-- Start of DATA SECTION --

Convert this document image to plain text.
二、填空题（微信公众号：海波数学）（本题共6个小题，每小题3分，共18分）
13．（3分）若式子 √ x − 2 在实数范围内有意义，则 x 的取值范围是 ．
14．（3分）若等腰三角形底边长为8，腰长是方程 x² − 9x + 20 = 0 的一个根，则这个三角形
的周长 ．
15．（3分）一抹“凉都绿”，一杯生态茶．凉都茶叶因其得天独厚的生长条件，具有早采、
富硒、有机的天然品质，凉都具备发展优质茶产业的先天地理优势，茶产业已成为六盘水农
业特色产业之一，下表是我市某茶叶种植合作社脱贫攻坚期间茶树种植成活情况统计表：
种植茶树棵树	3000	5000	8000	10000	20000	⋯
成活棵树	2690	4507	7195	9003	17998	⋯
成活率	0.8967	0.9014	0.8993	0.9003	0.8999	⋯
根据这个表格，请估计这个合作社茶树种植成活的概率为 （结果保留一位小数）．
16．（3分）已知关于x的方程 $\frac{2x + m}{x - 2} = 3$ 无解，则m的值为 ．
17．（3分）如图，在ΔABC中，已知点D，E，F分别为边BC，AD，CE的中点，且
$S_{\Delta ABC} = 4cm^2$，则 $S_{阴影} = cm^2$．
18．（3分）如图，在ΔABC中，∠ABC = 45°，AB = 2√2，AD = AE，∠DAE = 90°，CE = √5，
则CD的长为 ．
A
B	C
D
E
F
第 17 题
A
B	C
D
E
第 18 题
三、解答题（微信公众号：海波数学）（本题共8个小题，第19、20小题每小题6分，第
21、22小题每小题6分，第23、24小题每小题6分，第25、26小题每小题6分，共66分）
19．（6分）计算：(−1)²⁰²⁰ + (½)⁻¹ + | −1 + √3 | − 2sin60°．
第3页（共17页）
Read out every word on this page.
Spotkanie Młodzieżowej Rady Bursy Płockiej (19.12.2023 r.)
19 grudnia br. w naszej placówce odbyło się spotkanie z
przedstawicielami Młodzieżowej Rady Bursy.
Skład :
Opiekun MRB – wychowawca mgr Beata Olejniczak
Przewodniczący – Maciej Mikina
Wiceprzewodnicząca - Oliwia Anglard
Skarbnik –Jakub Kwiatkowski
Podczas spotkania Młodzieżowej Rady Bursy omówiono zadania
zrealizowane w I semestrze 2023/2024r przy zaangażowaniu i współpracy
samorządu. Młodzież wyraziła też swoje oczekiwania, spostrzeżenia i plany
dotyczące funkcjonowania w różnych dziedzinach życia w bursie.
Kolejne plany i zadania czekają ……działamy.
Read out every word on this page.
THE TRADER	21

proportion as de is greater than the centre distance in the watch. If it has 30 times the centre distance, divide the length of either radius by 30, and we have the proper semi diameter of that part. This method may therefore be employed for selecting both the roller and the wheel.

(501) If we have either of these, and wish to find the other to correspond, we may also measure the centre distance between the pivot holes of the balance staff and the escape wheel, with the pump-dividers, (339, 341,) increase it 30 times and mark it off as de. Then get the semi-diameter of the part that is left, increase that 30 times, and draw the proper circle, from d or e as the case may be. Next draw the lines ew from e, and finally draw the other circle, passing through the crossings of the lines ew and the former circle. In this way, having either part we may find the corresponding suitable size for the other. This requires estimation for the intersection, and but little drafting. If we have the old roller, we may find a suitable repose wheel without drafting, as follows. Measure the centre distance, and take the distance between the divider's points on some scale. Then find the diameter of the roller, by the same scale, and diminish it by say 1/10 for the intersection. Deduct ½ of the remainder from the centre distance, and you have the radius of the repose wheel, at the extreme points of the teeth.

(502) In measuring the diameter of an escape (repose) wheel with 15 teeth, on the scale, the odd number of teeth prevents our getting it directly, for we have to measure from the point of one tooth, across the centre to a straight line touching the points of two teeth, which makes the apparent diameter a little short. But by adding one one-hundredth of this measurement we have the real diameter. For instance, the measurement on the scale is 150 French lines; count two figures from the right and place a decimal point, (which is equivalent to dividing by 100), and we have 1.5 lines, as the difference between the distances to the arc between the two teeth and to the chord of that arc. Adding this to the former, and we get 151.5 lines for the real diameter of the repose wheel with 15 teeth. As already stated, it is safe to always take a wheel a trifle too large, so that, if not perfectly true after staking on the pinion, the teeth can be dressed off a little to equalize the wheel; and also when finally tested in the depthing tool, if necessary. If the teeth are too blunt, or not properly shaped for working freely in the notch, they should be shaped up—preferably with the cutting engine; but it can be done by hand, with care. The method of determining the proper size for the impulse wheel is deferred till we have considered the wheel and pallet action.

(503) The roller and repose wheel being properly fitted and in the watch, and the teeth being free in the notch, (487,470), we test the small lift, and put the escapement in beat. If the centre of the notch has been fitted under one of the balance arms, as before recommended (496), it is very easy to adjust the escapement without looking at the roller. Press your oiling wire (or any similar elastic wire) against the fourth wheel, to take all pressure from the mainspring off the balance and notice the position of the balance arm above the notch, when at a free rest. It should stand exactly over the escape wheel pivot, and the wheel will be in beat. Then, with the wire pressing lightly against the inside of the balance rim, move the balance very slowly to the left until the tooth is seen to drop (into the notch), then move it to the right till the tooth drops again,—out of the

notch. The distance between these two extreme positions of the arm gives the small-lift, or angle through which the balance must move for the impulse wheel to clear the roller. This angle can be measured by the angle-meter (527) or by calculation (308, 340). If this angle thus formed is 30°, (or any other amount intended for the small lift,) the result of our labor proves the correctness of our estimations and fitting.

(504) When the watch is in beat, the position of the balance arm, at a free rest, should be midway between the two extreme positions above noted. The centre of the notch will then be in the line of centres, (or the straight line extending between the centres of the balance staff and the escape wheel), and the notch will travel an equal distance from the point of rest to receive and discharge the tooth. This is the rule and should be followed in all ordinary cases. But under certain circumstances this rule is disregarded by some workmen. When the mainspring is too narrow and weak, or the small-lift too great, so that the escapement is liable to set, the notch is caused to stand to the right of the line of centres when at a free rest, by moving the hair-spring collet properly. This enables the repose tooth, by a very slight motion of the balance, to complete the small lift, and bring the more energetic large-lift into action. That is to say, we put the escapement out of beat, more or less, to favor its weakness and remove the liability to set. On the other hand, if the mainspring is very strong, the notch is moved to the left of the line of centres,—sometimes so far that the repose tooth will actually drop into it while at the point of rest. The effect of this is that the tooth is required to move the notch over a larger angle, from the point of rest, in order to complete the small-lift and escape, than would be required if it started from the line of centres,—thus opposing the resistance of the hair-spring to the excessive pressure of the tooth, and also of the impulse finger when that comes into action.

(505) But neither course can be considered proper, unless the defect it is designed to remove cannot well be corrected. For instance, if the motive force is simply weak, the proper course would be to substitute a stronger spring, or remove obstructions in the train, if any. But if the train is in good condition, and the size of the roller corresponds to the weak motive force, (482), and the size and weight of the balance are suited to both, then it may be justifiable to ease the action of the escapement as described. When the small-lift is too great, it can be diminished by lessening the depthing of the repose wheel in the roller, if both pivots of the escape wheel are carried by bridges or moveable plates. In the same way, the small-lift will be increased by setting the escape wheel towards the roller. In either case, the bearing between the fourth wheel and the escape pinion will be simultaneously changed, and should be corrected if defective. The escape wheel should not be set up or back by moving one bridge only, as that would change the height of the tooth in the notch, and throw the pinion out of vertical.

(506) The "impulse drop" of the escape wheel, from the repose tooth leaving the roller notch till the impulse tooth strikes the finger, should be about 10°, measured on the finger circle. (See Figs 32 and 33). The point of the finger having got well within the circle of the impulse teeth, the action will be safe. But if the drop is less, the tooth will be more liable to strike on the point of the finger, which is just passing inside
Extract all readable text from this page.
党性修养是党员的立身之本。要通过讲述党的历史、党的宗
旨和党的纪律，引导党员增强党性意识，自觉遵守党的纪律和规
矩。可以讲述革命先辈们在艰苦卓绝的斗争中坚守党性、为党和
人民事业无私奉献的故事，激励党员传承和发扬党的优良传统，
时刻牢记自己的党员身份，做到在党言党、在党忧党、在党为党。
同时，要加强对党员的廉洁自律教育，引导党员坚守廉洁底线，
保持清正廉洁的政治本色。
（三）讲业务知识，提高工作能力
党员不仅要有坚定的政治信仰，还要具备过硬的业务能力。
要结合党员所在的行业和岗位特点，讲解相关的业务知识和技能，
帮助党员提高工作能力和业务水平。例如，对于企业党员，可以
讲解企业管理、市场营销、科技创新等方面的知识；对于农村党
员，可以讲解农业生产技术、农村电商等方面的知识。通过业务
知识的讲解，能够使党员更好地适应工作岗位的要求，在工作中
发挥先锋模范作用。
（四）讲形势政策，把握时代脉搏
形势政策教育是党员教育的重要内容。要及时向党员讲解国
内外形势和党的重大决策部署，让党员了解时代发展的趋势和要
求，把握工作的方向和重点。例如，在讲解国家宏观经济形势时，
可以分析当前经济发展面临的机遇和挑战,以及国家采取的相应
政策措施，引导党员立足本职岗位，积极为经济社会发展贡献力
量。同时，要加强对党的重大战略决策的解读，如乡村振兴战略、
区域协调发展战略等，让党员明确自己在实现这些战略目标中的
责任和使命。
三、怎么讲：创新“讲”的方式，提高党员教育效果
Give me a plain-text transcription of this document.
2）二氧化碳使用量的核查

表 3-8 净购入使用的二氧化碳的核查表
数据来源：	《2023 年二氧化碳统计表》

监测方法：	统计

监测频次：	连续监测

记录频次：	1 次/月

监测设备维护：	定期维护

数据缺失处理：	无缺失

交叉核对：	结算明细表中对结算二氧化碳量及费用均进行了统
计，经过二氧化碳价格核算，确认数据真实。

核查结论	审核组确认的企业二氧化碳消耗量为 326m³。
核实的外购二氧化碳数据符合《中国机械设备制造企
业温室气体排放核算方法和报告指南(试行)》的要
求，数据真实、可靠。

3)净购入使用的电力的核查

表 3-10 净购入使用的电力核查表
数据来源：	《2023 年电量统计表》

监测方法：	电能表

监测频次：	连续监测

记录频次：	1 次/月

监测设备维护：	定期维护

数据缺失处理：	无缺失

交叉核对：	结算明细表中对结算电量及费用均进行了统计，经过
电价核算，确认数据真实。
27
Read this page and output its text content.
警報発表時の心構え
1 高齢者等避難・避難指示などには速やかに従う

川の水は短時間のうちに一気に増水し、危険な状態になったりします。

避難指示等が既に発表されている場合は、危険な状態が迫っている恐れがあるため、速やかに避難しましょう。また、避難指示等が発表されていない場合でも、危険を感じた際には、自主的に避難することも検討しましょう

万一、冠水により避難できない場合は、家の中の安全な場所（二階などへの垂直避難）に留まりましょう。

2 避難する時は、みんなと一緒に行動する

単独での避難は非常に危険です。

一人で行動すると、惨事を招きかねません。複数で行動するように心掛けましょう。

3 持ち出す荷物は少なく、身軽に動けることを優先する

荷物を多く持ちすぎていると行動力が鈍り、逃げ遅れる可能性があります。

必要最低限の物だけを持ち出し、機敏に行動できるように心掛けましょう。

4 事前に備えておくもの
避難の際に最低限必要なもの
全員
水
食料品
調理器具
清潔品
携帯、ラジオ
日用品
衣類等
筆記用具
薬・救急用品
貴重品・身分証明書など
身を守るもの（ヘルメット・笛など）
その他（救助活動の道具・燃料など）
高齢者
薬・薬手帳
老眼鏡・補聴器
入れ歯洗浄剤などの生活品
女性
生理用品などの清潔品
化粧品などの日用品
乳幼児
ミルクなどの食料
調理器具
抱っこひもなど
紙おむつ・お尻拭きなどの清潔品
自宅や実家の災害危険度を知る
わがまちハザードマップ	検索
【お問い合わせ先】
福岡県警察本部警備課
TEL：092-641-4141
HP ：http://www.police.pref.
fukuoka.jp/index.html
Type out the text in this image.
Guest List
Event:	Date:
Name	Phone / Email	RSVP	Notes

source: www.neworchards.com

-- End of DATA SECTION --

■ **PROBLEM STATEMENT**
Produce an exact copy of the lines from the one containing "Extract all readable text from this page." through the last line, and of nothing else.

■ **OUTPUT OF THE EXERCISE**
Extract all readable text from this page.
党性修养是党员的立身之本。要通过讲述党的历史、党的宗
旨和党的纪律，引导党员增强党性意识，自觉遵守党的纪律和规
矩。可以讲述革命先辈们在艰苦卓绝的斗争中坚守党性、为党和
人民事业无私奉献的故事，激励党员传承和发扬党的优良传统，
时刻牢记自己的党员身份，做到在党言党、在党忧党、在党为党。
同时，要加强对党员的廉洁自律教育，引导党员坚守廉洁底线，
保持清正廉洁的政治本色。
（三）讲业务知识，提高工作能力
党员不仅要有坚定的政治信仰，还要具备过硬的业务能力。
要结合党员所在的行业和岗位特点，讲解相关的业务知识和技能，
帮助党员提高工作能力和业务水平。例如，对于企业党员，可以
讲解企业管理、市场营销、科技创新等方面的知识；对于农村党
员，可以讲解农业生产技术、农村电商等方面的知识。通过业务
知识的讲解，能够使党员更好地适应工作岗位的要求，在工作中
发挥先锋模范作用。
（四）讲形势政策，把握时代脉搏
形势政策教育是党员教育的重要内容。要及时向党员讲解国
内外形势和党的重大决策部署，让党员了解时代发展的趋势和要
求，把握工作的方向和重点。例如，在讲解国家宏观经济形势时，
可以分析当前经济发展面临的机遇和挑战,以及国家采取的相应
政策措施，引导党员立足本职岗位，积极为经济社会发展贡献力
量。同时，要加强对党的重大战略决策的解读，如乡村振兴战略、
区域协调发展战略等，让党员明确自己在实现这些战略目标中的
责任和使命。
三、怎么讲：创新“讲”的方式，提高党员教育效果
Give me a plain-text transcription of this document.
2）二氧化碳使用量的核查

表 3-8 净购入使用的二氧化碳的核查表
数据来源：	《2023 年二氧化碳统计表》

监测方法：	统计

监测频次：	连续监测

记录频次：	1 次/月

监测设备维护：	定期维护

数据缺失处理：	无缺失

交叉核对：	结算明细表中对结算二氧化碳量及费用均进行了统
计，经过二氧化碳价格核算，确认数据真实。

核查结论	审核组确认的企业二氧化碳消耗量为 326m³。
核实的外购二氧化碳数据符合《中国机械设备制造企
业温室气体排放核算方法和报告指南(试行)》的要
求，数据真实、可靠。

3)净购入使用的电力的核查

表 3-10 净购入使用的电力核查表
数据来源：	《2023 年电量统计表》

监测方法：	电能表

监测频次：	连续监测

记录频次：	1 次/月

监测设备维护：	定期维护

数据缺失处理：	无缺失

交叉核对：	结算明细表中对结算电量及费用均进行了统计，经过
电价核算，确认数据真实。
27
Read this page and output its text content.
警報発表時の心構え
1 高齢者等避難・避難指示などには速やかに従う

川の水は短時間のうちに一気に増水し、危険な状態になったりします。

避難指示等が既に発表されている場合は、危険な状態が迫っている恐れがあるため、速やかに避難しましょう。また、避難指示等が発表されていない場合でも、危険を感じた際には、自主的に避難することも検討しましょう

万一、冠水により避難できない場合は、家の中の安全な場所（二階などへの垂直避難）に留まりましょう。

2 避難する時は、みんなと一緒に行動する

単独での避難は非常に危険です。

一人で行動すると、惨事を招きかねません。複数で行動するように心掛けましょう。

3 持ち出す荷物は少なく、身軽に動けることを優先する

荷物を多く持ちすぎていると行動力が鈍り、逃げ遅れる可能性があります。

必要最低限の物だけを持ち出し、機敏に行動できるように心掛けましょう。

4 事前に備えておくもの
避難の際に最低限必要なもの
全員
水
食料品
調理器具
清潔品
携帯、ラジオ
日用品
衣類等
筆記用具
薬・救急用品
貴重品・身分証明書など
身を守るもの（ヘルメット・笛など）
その他（救助活動の道具・燃料など）
高齢者
薬・薬手帳
老眼鏡・補聴器
入れ歯洗浄剤などの生活品
女性
生理用品などの清潔品
化粧品などの日用品
乳幼児
ミルクなどの食料
調理器具
抱っこひもなど
紙おむつ・お尻拭きなどの清潔品
自宅や実家の災害危険度を知る
わがまちハザードマップ	検索
【お問い合わせ先】
福岡県警察本部警備課
TEL：092-641-4141
HP ：http://www.police.pref.
fukuoka.jp/index.html
Type out the text in this image.
Guest List
Event:	Date:
Name	Phone / Email	RSVP	Notes

source: www.neworchards.com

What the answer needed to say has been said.